[What you should do]: Reproduce each record below exactly as written.

Excerpts from a figure dataset:
** Start **
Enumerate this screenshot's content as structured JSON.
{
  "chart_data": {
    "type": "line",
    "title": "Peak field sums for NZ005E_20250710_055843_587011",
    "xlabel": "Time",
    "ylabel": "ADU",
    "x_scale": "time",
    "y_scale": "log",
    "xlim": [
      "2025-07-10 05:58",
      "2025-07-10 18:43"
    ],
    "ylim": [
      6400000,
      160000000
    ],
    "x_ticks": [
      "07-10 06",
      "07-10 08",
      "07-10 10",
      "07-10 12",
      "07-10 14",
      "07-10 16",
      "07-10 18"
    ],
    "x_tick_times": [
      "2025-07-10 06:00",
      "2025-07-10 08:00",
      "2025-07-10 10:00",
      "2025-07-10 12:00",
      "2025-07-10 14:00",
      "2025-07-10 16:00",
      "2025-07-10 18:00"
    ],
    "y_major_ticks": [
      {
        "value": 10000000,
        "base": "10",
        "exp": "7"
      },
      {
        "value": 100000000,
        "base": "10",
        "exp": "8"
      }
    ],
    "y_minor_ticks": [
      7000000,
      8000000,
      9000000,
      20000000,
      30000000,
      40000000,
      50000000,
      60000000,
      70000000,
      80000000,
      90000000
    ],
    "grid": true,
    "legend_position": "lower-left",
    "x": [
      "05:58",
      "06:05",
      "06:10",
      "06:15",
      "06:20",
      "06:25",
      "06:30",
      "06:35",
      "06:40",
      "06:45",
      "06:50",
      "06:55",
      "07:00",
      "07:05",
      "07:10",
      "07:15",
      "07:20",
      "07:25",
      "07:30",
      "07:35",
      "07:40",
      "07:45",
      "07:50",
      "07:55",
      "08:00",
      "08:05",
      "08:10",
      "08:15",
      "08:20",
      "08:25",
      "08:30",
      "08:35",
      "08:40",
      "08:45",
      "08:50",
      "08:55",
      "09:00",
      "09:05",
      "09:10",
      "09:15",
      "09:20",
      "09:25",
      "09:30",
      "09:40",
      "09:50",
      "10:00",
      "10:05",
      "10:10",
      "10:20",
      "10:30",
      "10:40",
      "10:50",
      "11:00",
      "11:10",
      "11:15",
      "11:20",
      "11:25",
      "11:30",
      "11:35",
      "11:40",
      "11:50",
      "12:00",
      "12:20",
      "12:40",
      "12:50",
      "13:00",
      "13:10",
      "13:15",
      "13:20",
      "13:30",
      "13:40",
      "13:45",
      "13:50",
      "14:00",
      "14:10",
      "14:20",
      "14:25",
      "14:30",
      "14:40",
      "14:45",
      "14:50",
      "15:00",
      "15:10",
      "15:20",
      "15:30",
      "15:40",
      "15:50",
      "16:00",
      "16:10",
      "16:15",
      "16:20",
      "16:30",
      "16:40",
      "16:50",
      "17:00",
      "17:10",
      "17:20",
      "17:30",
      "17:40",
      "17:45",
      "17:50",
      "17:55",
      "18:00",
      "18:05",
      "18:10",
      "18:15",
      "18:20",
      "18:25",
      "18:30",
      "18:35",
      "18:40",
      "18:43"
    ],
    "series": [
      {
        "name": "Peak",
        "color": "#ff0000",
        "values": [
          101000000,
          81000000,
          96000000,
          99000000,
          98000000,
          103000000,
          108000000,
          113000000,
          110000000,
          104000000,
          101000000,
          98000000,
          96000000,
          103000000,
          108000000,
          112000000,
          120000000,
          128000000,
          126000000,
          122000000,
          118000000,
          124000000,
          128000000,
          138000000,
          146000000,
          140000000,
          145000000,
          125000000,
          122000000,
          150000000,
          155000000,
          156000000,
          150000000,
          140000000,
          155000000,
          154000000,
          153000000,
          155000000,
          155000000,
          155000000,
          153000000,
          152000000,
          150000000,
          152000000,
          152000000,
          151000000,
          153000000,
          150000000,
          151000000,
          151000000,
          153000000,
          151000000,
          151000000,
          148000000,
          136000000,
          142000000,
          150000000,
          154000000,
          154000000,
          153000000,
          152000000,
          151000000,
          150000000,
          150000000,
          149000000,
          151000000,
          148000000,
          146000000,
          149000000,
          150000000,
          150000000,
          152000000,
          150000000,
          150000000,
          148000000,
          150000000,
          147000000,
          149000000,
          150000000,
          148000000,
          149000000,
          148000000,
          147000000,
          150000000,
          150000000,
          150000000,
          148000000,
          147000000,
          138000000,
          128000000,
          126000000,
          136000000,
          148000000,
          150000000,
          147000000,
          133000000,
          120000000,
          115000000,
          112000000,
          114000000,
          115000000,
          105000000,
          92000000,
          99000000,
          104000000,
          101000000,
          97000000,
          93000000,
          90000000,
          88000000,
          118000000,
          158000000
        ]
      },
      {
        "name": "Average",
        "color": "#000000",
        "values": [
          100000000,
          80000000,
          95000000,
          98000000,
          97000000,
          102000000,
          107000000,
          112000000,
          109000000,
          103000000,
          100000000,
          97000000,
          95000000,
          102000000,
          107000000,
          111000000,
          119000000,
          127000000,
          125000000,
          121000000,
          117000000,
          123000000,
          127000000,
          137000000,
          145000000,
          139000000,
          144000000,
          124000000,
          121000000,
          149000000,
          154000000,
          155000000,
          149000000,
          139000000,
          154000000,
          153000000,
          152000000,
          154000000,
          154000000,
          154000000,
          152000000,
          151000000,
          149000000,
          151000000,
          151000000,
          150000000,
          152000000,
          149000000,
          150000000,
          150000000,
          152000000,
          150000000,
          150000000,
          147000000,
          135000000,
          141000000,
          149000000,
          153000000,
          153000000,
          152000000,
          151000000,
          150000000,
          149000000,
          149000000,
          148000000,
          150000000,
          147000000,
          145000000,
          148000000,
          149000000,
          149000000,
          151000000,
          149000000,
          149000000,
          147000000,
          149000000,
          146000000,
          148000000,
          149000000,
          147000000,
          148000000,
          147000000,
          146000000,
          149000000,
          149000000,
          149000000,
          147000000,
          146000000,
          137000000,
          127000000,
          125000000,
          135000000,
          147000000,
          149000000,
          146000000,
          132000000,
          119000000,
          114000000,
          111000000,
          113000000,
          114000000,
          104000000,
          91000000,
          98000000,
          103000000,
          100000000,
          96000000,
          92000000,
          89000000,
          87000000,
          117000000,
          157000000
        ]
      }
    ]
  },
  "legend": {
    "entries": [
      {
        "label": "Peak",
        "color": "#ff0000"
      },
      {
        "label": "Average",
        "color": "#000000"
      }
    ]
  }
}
** End **
[Solution to the exercise]:
Enumerate this screenshot's content as structured JSON.
{
  "chart_data": {
    "type": "line",
    "title": "Peak field sums for NZ005E_20250710_055843_587011",
    "xlabel": "Time",
    "ylabel": "ADU",
    "x_scale": "time",
    "y_scale": "log",
    "xlim": [
      "2025-07-10 05:58",
      "2025-07-10 18:43"
    ],
    "ylim": [
      6400000,
      160000000
    ],
    "x_ticks": [
      "07-10 06",
      "07-10 08",
      "07-10 10",
      "07-10 12",
      "07-10 14",
      "07-10 16",
      "07-10 18"
    ],
    "x_tick_times": [
      "2025-07-10 06:00",
      "2025-07-10 08:00",
      "2025-07-10 10:00",
      "2025-07-10 12:00",
      "2025-07-10 14:00",
      "2025-07-10 16:00",
      "2025-07-10 18:00"
    ],
    "y_major_ticks": [
      {
        "value": 10000000,
        "base": "10",
        "exp": "7"
      },
      {
        "value": 100000000,
        "base": "10",
        "exp": "8"
      }
    ],
    "y_minor_ticks": [
      7000000,
      8000000,
      9000000,
      20000000,
      30000000,
      40000000,
      50000000,
      60000000,
      70000000,
      80000000,
      90000000
    ],
    "grid": true,
    "legend_position": "lower-left",
    "x": [
      "05:58",
      "06:05",
      "06:10",
      "06:15",
      "06:20",
      "06:25",
      "06:30",
      "06:35",
      "06:40",
      "06:45",
      "06:50",
      "06:55",
      "07:00",
      "07:05",
      "07:10",
      "07:15",
      "07:20",
      "07:25",
      "07:30",
      "07:35",
      "07:40",
      "07:45",
      "07:50",
      "07:55",
      "08:00",
      "08:05",
      "08:10",
      "08:15",
      "08:20",
      "08:25",
      "08:30",
      "08:35",
      "08:40",
      "08:45",
      "08:50",
      "08:55",
      "09:00",
      "09:05",
      "09:10",
      "09:15",
      "09:20",
      "09:25",
      "09:30",
      "09:40",
      "09:50",
      "10:00",
      "10:05",
      "10:10",
      "10:20",
      "10:30",
      "10:40",
      "10:50",
      "11:00",
      "11:10",
      "11:15",
      "11:20",
      "11:25",
      "11:30",
      "11:35",
      "11:40",
      "11:50",
      "12:00",
      "12:20",
      "12:40",
      "12:50",
      "13:00",
      "13:10",
      "13:15",
      "13:20",
      "13:30",
      "13:40",
      "13:45",
      "13:50",
      "14:00",
      "14:10",
      "14:20",
      "14:25",
      "14:30",
      "14:40",
      "14:45",
      "14:50",
      "15:00",
      "15:10",
      "15:20",
      "15:30",
      "15:40",
      "15:50",
      "16:00",
      "16:10",
      "16:15",
      "16:20",
      "16:30",
      "16:40",
      "16:50",
      "17:00",
      "17:10",
      "17:20",
      "17:30",
      "17:40",
      "17:45",
      "17:50",
      "17:55",
      "18:00",
      "18:05",
      "18:10",
      "18:15",
      "18:20",
      "18:25",
      "18:30",
      "18:35",
      "18:40",
      "18:43"
    ],
    "series": [
      {
        "name": "Peak",
        "color": "#ff0000",
        "values": [
          101000000,
          81000000,
          96000000,
          99000000,
          98000000,
          103000000,
          108000000,
          113000000,
          110000000,
          104000000,
          101000000,
          98000000,
          96000000,
          103000000,
          108000000,
          112000000,
          120000000,
          128000000,
          126000000,
          122000000,
          118000000,
          124000000,
          128000000,
          138000000,
          146000000,
          140000000,
          145000000,
          125000000,
          122000000,
          150000000,
          155000000,
          156000000,
          150000000,
          140000000,
          155000000,
          154000000,
          153000000,
          155000000,
          155000000,
          155000000,
          153000000,
          152000000,
          150000000,
          152000000,
          152000000,
          151000000,
          153000000,
          150000000,
          151000000,
          151000000,
          153000000,
          151000000,
          151000000,
          148000000,
          136000000,
          142000000,
          150000000,
          154000000,
          154000000,
          153000000,
          152000000,
          151000000,
          150000000,
          150000000,
          149000000,
          151000000,
          148000000,
          146000000,
          149000000,
          150000000,
          150000000,
          152000000,
          150000000,
          150000000,
          148000000,
          150000000,
          147000000,
          149000000,
          150000000,
          148000000,
          149000000,
          148000000,
          147000000,
          150000000,
          150000000,
          150000000,
          148000000,
          147000000,
          138000000,
          128000000,
          126000000,
          136000000,
          148000000,
          150000000,
          147000000,
          133000000,
          120000000,
          115000000,
          112000000,
          114000000,
          115000000,
          105000000,
          92000000,
          99000000,
          104000000,
          101000000,
          97000000,
          93000000,
          90000000,
          88000000,
          118000000,
          158000000
        ]
      },
      {
        "name": "Average",
        "color": "#000000",
        "values": [
          100000000,
          80000000,
          95000000,
          98000000,
          97000000,
          102000000,
          107000000,
          112000000,
          109000000,
          103000000,
          100000000,
          97000000,
          95000000,
          102000000,
          107000000,
          111000000,
          119000000,
          127000000,
          125000000,
          121000000,
          117000000,
          123000000,
          127000000,
          137000000,
          145000000,
          139000000,
          144000000,
          124000000,
          121000000,
          149000000,
          154000000,
          155000000,
          149000000,
          139000000,
          154000000,
          153000000,
          152000000,
          154000000,
          154000000,
          154000000,
          152000000,
          151000000,
          149000000,
          151000000,
          151000000,
          150000000,
          152000000,
          149000000,
          150000000,
          150000000,
          152000000,
          150000000,
          150000000,
          147000000,
          135000000,
          141000000,
          149000000,
          153000000,
          153000000,
          152000000,
          151000000,
          150000000,
          149000000,
          149000000,
          148000000,
          150000000,
          147000000,
          145000000,
          148000000,
          149000000,
          149000000,
          151000000,
          149000000,
          149000000,
          147000000,
          149000000,
          146000000,
          148000000,
          149000000,
          147000000,
          148000000,
          147000000,
          146000000,
          149000000,
          149000000,
          149000000,
          147000000,
          146000000,
          137000000,
          127000000,
          125000000,
          135000000,
          147000000,
          149000000,
          146000000,
          132000000,
          119000000,
          114000000,
          111000000,
          113000000,
          114000000,
          104000000,
          91000000,
          98000000,
          103000000,
          100000000,
          96000000,
          92000000,
          89000000,
          87000000,
          117000000,
          157000000
        ]
      }
    ]
  },
  "legend": {
    "entries": [
      {
        "label": "Peak",
        "color": "#ff0000"
      },
      {
        "label": "Average",
        "color": "#000000"
      }
    ]
  }
}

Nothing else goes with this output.